▶ EXTRACT TO READ:
+ + +

By: Steven Agran
When confronted with viability concerns, financial exigency can be a last resort for struggling colleges and universities.
Declaring financial exigency has always been an action of last resort in higher education and rarely used. Yet, how does an administration or Board of Trustees know if an institution needs to declare financial exigency or if they are getting close? The Zone of Exigency is the point where an institution evaluates its ability to remain viable. Trustees and administrations must understand that once an institution has entered the Zone of Exigency, they must make the necessary changes to mitigate the impact of the financial challenges to survive or else be left with no choice but to declare exigency. It is at this point, that restructuring decisions will allow the institution to survive and thrive in the future.
The American Association of University Professors (AAUP) states in Regulation 4(c) that financial exigency should only be declared when the institution is in an “imminent financial crisis which threatens the survival of the institution as a whole.” The key notion of exigency is that survival of the “whole” must be at stake. But in a COVID-19 world, with so many future unknowns, how does a higher education institution determine if its survival as a whole is at risk?
The administration and trustees owe it to their stakeholders to be prepared and some of the critical questions that need to be asked to make that determination include:
- Will new and current students enroll in the coming year?
- Will international students receive student visas and/or be able to travel?
- Will contributions be reduced and, if so, to what extent?
- What happens if an outbreak of COVID-19 re-occurs after students return to school in the fall?
- What cost reduction efforts can be implemented to offset the loss of revenue?
A key indicator of the Zone of Exigency is whether the institution has the funds necessary to cover all projected current liabilities for operations through a projected teach-out contingent liability. Of course, an institution’s immediate concern is the ability to meet all obligations in the upcoming year and these are not solely focused on operating expenses (current liabilities). It also includes financial requirements that could result from an inability to continue (contingent liabilities), i.e., a teach-out scenario or Title IV Letter of Credit requirement. Schools have an obligation to ensure that every student is provided the opportunity to complete a degree once they enroll as well as comply with all government reporting regulations. If the institution is forced to shut down, the current students must be provided transfer opportunities or the ability to complete course work.

+ + +

▶ RECORDS:

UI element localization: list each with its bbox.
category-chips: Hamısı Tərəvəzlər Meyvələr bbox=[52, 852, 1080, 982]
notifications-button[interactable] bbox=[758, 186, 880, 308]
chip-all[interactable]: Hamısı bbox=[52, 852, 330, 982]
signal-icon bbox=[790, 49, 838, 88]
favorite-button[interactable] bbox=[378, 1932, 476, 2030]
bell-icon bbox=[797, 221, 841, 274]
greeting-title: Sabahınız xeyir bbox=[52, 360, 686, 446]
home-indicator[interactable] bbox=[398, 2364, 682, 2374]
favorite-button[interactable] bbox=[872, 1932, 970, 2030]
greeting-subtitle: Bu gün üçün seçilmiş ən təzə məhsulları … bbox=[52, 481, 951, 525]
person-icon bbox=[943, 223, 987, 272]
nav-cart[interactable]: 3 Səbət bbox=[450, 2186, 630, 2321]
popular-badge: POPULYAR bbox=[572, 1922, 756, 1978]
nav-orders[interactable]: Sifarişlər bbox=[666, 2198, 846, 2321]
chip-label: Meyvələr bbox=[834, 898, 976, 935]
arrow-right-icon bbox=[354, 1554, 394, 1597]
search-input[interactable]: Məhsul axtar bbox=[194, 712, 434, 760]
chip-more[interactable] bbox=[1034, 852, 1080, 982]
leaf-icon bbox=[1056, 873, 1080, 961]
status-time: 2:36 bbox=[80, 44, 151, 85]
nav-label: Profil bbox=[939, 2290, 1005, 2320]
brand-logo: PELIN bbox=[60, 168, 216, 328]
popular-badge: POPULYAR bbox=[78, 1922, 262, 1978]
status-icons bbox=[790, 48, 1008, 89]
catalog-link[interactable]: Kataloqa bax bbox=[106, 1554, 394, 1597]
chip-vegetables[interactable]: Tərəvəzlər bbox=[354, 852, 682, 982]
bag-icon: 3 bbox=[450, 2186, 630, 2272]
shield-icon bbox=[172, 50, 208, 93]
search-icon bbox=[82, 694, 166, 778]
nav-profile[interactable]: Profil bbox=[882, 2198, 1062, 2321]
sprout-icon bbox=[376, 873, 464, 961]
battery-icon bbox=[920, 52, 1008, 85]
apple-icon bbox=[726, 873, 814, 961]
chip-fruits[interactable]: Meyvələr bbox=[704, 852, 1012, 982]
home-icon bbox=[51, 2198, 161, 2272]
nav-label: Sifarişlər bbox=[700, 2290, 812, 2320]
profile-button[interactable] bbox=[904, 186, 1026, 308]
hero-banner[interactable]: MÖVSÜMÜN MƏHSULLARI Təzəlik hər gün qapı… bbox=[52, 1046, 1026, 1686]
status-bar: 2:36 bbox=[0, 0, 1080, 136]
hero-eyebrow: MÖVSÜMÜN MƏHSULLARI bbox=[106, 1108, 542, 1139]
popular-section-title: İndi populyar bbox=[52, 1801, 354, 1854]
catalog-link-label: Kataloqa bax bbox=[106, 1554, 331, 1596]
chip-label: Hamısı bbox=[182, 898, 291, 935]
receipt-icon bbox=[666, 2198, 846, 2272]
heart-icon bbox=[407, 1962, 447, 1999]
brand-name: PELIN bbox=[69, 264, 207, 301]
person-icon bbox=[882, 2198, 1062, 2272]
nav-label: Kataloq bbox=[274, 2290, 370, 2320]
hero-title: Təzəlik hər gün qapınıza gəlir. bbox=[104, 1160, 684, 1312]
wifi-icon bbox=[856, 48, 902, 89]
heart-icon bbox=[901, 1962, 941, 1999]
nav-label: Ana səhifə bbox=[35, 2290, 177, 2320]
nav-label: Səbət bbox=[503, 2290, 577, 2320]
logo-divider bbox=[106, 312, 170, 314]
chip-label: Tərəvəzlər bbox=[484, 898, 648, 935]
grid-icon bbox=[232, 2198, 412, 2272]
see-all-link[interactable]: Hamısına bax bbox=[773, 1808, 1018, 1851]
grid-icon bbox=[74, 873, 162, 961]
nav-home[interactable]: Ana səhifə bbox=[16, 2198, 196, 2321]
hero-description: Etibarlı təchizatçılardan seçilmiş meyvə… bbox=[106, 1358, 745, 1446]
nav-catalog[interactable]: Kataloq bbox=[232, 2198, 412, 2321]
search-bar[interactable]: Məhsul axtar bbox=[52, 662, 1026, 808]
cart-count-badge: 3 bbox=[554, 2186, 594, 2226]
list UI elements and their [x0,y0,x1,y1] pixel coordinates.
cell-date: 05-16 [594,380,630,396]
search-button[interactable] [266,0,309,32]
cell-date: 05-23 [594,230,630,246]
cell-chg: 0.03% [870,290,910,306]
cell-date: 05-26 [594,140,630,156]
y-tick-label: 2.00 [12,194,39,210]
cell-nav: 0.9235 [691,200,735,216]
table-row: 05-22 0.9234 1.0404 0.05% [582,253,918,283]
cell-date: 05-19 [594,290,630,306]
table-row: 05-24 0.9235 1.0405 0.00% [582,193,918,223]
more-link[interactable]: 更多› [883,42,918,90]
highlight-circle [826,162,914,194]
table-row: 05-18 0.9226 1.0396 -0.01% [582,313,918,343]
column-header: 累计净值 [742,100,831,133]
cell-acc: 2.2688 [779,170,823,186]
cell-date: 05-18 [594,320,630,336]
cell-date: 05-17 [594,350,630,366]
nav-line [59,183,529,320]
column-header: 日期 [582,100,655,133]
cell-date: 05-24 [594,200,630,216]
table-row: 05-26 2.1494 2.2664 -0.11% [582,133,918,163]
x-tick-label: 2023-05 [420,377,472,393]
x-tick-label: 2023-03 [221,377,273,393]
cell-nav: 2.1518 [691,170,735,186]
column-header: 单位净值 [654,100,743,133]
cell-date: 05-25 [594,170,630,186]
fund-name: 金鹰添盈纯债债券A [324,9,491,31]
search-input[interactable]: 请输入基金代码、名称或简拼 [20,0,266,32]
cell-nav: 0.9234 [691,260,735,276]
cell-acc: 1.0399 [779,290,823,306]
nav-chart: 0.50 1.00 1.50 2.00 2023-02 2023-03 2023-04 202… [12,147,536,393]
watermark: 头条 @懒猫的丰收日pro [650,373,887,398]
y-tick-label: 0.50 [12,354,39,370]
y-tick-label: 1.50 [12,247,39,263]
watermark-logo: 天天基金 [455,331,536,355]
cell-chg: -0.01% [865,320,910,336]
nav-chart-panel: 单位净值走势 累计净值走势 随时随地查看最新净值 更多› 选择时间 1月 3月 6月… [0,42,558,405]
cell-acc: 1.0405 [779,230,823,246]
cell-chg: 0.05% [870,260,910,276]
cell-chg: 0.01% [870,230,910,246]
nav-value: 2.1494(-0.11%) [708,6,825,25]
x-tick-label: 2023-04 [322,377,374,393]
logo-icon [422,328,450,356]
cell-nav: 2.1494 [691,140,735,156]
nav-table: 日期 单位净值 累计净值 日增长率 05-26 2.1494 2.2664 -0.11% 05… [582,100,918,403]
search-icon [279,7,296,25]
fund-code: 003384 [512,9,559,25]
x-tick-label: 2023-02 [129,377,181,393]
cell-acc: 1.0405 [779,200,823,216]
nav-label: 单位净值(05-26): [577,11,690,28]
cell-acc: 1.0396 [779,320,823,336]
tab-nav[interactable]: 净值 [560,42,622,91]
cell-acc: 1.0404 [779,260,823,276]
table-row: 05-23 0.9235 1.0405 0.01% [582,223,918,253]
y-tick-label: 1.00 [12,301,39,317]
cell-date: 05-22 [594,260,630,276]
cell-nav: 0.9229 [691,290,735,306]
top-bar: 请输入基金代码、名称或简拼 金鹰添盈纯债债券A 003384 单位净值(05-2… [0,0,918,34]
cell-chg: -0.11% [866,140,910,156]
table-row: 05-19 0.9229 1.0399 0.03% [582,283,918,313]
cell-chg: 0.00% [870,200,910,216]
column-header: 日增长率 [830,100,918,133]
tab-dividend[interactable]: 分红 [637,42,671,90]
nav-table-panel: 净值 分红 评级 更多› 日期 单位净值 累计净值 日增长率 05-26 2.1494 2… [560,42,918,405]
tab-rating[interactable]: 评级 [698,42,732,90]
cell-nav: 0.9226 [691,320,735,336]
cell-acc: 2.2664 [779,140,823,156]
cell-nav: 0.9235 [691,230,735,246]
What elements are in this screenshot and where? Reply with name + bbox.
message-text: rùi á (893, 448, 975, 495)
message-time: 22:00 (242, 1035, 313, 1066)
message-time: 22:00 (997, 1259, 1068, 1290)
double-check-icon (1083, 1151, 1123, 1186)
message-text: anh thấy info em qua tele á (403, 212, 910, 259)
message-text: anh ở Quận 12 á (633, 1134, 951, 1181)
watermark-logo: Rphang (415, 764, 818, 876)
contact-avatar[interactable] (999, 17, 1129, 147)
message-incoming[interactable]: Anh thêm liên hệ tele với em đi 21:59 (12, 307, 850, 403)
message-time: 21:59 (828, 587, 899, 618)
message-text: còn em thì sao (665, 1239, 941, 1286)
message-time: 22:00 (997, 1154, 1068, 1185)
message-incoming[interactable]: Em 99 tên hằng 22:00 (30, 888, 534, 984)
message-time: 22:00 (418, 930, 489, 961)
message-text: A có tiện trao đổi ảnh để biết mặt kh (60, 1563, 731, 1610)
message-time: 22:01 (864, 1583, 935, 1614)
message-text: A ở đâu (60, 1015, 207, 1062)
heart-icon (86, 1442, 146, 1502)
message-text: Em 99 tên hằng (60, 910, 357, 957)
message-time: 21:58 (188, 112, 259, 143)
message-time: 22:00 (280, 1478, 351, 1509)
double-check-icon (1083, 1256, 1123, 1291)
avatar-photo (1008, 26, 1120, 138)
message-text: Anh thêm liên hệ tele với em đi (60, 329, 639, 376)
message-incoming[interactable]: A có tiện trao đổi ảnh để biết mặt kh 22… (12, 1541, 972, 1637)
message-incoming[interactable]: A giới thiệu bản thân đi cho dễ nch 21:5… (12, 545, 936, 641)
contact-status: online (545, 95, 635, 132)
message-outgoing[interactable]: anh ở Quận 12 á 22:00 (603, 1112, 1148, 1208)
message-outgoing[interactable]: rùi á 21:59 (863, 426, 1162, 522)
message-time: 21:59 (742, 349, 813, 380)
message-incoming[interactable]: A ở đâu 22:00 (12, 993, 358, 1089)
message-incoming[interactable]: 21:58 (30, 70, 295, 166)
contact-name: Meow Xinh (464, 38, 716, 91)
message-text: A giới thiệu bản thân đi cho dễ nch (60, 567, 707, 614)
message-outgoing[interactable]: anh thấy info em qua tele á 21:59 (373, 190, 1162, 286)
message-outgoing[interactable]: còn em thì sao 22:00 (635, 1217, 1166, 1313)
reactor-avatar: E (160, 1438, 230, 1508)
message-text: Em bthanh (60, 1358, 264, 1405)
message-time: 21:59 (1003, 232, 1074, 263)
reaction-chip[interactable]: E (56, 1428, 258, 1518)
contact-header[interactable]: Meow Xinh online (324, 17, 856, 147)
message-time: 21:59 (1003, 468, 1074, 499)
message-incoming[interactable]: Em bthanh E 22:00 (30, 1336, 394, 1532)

+ + +

▶ LIST OF TASKS:
a: Rewrite the passage of the article on financial exigency that begins at "The administration and" and stops after "able to travel?", replacing "stakeholders" with "constituents".
b: Carry the article on financial exigency in higher education forward from its final sentence.

▶ RESULTS IN ORDER:
a:
The administration and trustees owe it to their constituents to be prepared and some of the critical questions that need to be asked to make that determination include:
- Will new and current students enroll in the coming year?
- Will international students receive student visas and/or be able to travel?

b:
Leadership needs to understand costs and compliant ramifications by preparing a teach-out budget to fully appreciate the cash required to fulfill current obligations and also meet projected Federal Compliance Requirements. In addition, a full review of the endowment is essential due to the fact that a high percentage of endowment funds are restricted and do not allow for general obligation utilization or for use in a wind-down.
Once an institution approaches the Zone of Exigency, constant engagement and discussions between the trustees and administration must be a priority. Trustees have the responsibility to ensure that all remedies and options are considered for improving financial viability; status quo is not an option. Yet, they also have the responsibility to ensure that the institution is acting in the interest of all stakeholders. Having an engaged Board of Trustees will assist the administration in making decisions for the benefit of all involved.
Leadership will also need to understand that the Zone of Exigency is a challenging time when resources are limited. It is critical that all parties involved recognize the difficult organizational and cost reduction decisions that must be made to help reach economic stability. It is highly recommended that leadership identify engage a professional advisory firm that can work as a conduit between all stakeholders and has the experience to help identify and manage these decisions and ensure a higher level of success.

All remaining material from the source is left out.